### INPUT DATA
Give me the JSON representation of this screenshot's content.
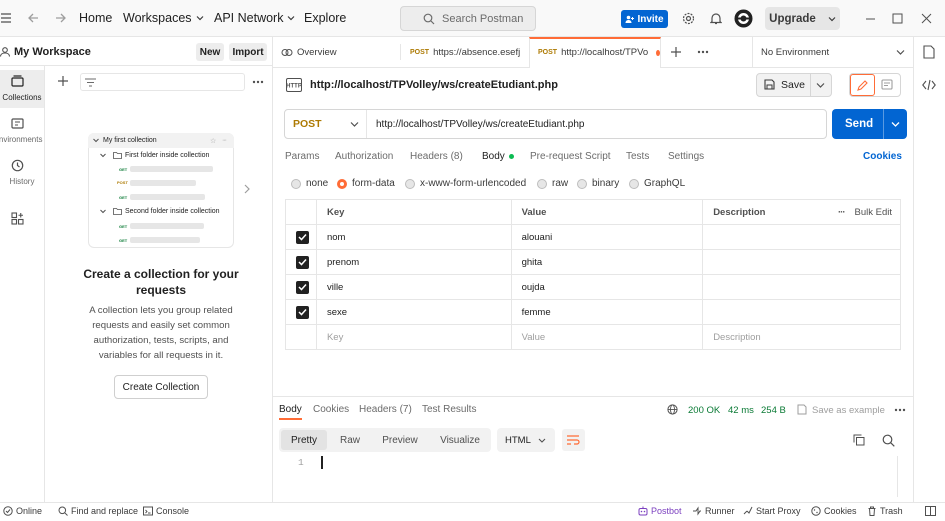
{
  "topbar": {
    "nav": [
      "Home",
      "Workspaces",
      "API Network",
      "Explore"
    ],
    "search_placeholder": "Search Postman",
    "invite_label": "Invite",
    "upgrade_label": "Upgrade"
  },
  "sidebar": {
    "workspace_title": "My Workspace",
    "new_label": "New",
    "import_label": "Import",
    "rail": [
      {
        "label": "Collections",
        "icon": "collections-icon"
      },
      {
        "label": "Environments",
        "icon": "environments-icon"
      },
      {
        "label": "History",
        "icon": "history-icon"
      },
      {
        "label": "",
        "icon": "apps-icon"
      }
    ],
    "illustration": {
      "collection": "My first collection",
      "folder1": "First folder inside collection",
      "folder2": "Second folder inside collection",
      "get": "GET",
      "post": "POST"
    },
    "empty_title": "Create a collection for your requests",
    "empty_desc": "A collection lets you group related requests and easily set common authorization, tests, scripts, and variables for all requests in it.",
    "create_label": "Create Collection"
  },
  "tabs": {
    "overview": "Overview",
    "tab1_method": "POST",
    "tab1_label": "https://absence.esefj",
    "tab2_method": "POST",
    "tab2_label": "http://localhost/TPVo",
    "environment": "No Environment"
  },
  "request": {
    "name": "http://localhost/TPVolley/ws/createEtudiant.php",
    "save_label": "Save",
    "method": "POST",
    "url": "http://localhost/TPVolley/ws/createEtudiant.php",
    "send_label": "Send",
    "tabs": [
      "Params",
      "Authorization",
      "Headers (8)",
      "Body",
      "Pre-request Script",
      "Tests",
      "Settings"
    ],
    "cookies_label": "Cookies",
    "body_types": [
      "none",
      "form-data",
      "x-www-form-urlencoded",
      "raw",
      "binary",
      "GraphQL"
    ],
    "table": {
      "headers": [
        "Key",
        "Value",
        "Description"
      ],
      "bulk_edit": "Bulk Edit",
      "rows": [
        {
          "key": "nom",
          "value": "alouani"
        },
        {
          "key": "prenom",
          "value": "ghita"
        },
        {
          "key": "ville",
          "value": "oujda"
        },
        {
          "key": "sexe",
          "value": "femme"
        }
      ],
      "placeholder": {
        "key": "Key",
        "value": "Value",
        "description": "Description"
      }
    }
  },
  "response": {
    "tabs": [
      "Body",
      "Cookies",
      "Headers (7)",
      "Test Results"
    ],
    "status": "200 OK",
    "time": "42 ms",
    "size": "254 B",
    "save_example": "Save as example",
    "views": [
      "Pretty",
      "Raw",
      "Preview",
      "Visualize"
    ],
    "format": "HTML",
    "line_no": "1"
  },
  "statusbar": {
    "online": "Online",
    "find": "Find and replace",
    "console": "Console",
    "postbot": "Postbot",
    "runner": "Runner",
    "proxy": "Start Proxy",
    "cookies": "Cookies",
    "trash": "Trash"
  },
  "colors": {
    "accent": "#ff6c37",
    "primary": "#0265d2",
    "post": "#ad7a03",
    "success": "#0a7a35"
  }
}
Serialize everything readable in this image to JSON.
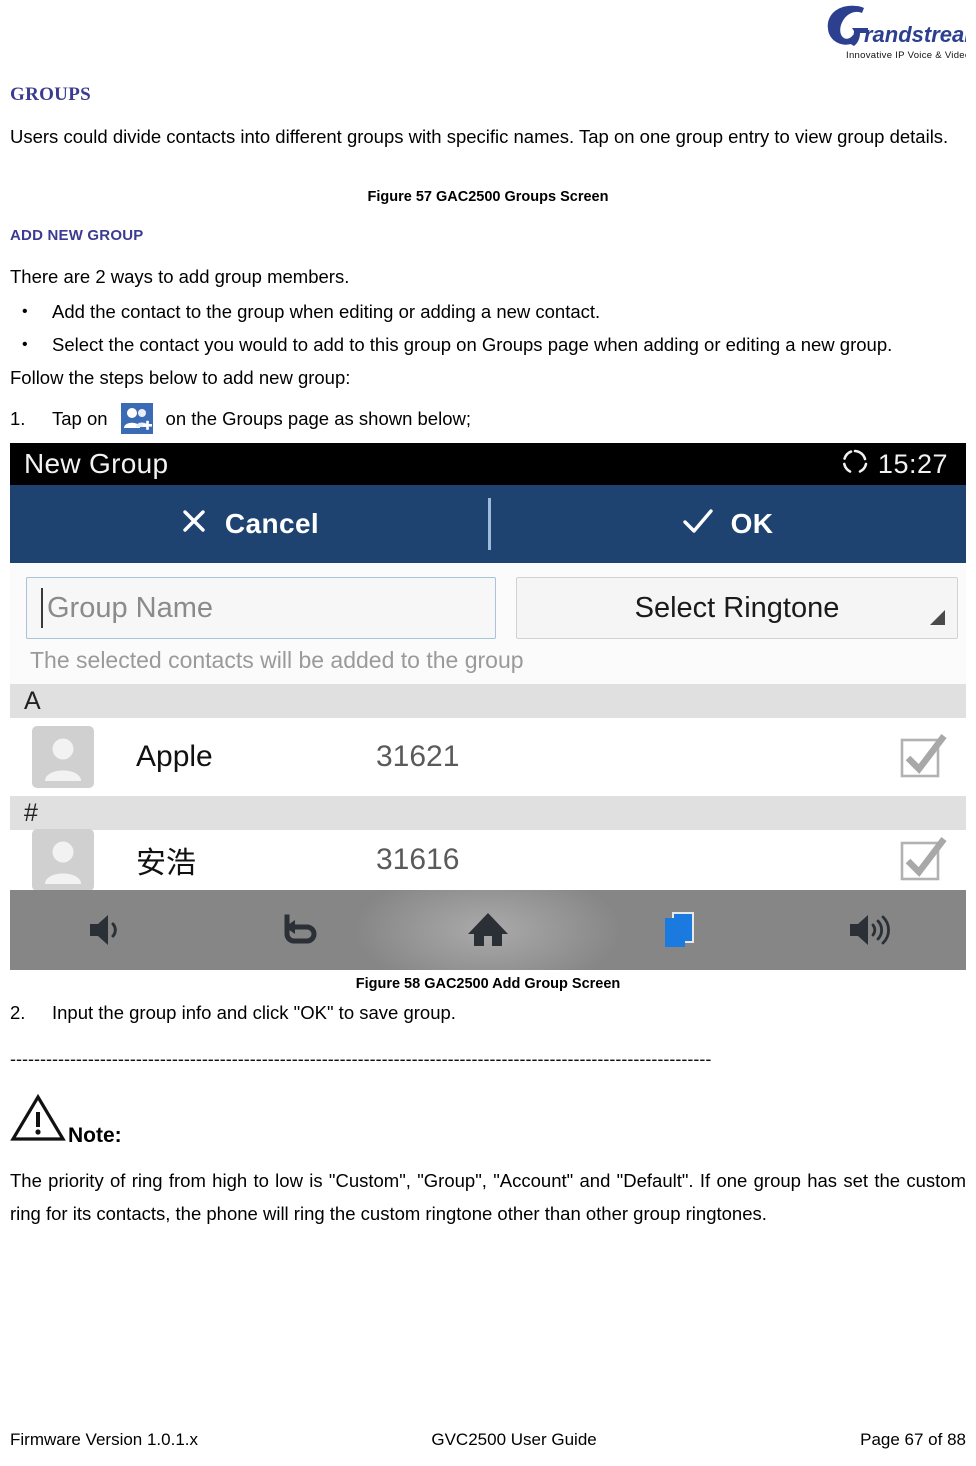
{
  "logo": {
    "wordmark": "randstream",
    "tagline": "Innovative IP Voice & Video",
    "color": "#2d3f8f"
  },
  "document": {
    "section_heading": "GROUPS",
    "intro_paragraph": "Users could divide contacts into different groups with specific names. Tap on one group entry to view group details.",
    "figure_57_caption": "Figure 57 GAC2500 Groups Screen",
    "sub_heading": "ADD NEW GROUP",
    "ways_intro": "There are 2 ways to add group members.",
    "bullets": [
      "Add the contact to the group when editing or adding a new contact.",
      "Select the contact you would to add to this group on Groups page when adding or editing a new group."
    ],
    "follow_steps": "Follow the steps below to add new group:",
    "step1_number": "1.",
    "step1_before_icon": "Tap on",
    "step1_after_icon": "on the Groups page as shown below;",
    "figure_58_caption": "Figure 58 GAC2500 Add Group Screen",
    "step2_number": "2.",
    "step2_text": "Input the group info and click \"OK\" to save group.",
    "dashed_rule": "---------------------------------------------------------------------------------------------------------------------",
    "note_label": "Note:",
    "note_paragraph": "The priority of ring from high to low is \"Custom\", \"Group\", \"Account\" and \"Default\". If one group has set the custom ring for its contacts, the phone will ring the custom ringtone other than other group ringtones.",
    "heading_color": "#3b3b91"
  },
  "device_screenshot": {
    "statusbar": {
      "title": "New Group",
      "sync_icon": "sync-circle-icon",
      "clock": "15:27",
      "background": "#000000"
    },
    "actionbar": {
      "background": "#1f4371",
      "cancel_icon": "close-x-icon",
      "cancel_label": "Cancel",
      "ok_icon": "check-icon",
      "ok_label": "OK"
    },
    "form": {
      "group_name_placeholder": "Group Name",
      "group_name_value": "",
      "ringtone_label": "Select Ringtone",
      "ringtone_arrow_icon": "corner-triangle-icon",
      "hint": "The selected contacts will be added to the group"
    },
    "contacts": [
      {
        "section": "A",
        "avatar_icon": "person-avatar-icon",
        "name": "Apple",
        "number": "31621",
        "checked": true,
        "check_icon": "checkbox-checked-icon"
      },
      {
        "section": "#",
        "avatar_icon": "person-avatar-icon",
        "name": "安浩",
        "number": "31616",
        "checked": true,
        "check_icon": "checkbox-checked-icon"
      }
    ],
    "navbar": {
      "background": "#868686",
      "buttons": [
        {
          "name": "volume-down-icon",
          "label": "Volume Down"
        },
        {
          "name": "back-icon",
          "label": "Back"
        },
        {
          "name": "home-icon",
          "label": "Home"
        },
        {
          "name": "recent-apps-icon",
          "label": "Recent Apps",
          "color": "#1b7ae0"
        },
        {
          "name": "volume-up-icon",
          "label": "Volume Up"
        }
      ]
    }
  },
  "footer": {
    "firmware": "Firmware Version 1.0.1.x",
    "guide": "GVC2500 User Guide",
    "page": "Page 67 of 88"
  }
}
* * *
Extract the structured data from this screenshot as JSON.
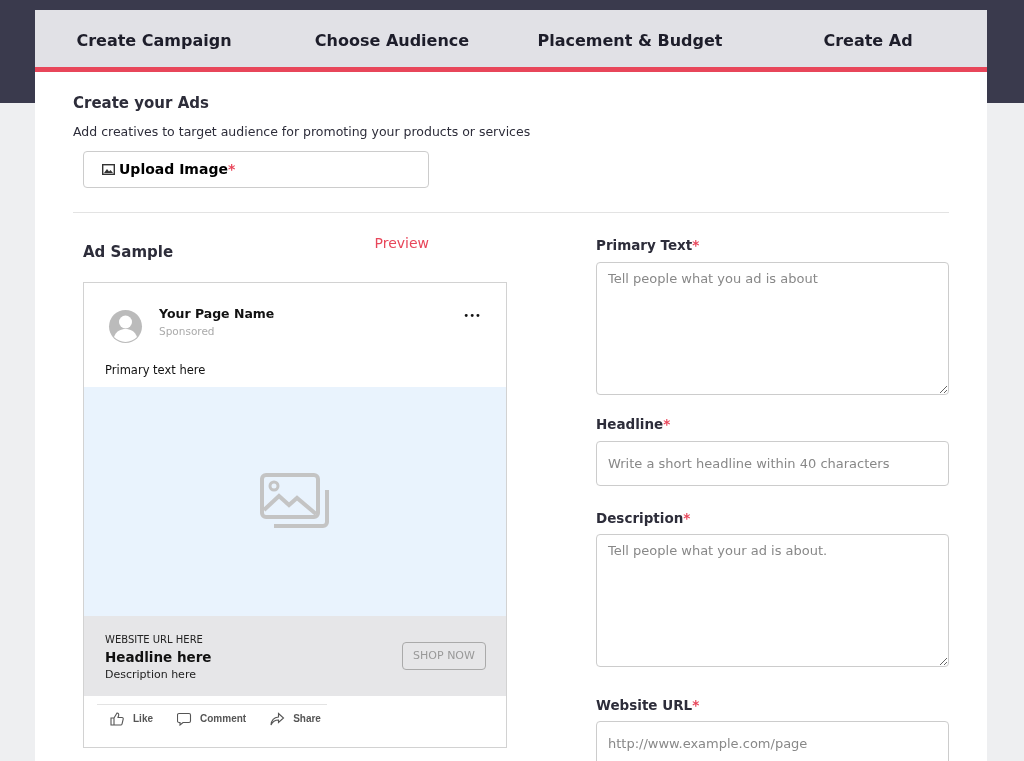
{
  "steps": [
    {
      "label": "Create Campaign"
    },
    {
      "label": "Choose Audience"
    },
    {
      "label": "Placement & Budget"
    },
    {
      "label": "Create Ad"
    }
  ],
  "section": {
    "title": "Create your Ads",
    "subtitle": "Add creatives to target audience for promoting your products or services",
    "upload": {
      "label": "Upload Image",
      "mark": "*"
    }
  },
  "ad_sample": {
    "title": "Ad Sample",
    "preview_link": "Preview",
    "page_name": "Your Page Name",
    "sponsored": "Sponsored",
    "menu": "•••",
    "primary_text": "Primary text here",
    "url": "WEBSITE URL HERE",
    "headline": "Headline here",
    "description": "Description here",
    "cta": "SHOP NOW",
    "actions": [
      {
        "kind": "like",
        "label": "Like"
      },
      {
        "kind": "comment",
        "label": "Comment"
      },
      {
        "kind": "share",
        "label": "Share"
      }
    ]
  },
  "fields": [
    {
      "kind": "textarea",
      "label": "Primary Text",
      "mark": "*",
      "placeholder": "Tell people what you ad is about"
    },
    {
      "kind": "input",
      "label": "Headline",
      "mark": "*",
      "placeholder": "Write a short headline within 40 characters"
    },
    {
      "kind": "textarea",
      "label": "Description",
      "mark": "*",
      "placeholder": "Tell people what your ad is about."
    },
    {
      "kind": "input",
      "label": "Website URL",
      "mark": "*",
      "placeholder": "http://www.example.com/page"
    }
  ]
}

### PROBLEM STATEMENT
Say how many lines in the entries contain the string "below", and leave out everything else.

### RESULT OF THIS TASK
2